**Exercise description**
Reproduce the records that follow in full, excluding any picture they contain.

**Task inputs**
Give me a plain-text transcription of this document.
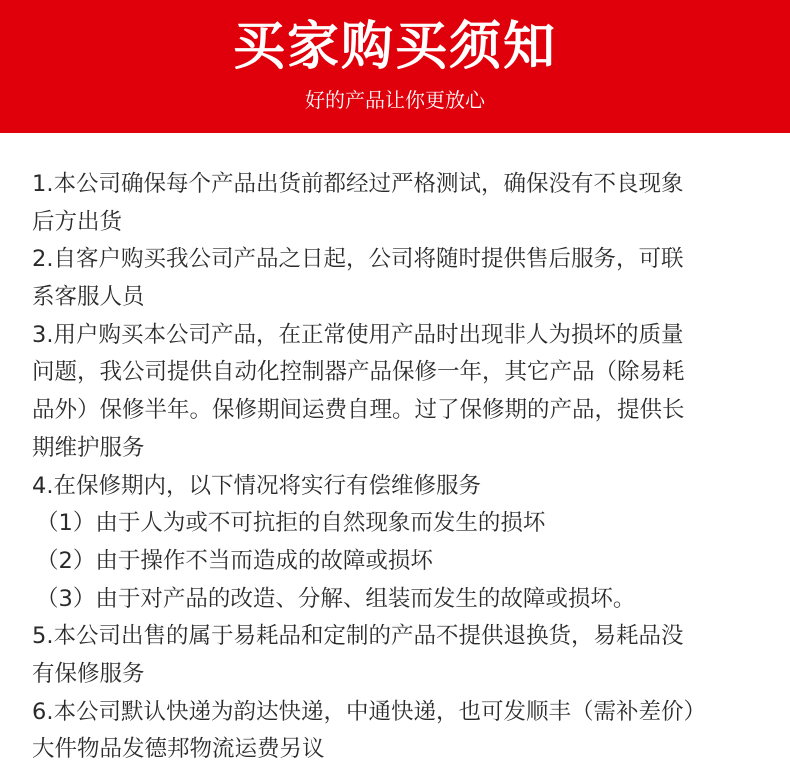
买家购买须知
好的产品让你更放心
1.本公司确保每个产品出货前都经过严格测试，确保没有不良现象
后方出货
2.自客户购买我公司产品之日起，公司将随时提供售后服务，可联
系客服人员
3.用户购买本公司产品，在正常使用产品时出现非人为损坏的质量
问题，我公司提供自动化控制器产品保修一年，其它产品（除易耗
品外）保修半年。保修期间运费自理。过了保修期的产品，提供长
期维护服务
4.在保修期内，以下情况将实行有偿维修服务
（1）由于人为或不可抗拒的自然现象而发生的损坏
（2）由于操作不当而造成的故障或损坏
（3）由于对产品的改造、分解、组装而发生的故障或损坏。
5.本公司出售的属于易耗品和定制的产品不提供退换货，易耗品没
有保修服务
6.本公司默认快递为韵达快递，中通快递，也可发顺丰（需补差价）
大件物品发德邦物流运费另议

**Problem solution**
Give me a plain-text transcription of this document.
买家购买须知
好的产品让你更放心
1.本公司确保每个产品出货前都经过严格测试，确保没有不良现象
后方出货
2.自客户购买我公司产品之日起，公司将随时提供售后服务，可联
系客服人员
3.用户购买本公司产品，在正常使用产品时出现非人为损坏的质量
问题，我公司提供自动化控制器产品保修一年，其它产品（除易耗
品外）保修半年。保修期间运费自理。过了保修期的产品，提供长
期维护服务
4.在保修期内，以下情况将实行有偿维修服务
（1）由于人为或不可抗拒的自然现象而发生的损坏
（2）由于操作不当而造成的故障或损坏
（3）由于对产品的改造、分解、组装而发生的故障或损坏。
5.本公司出售的属于易耗品和定制的产品不提供退换货，易耗品没
有保修服务
6.本公司默认快递为韵达快递，中通快递，也可发顺丰（需补差价）
大件物品发德邦物流运费另议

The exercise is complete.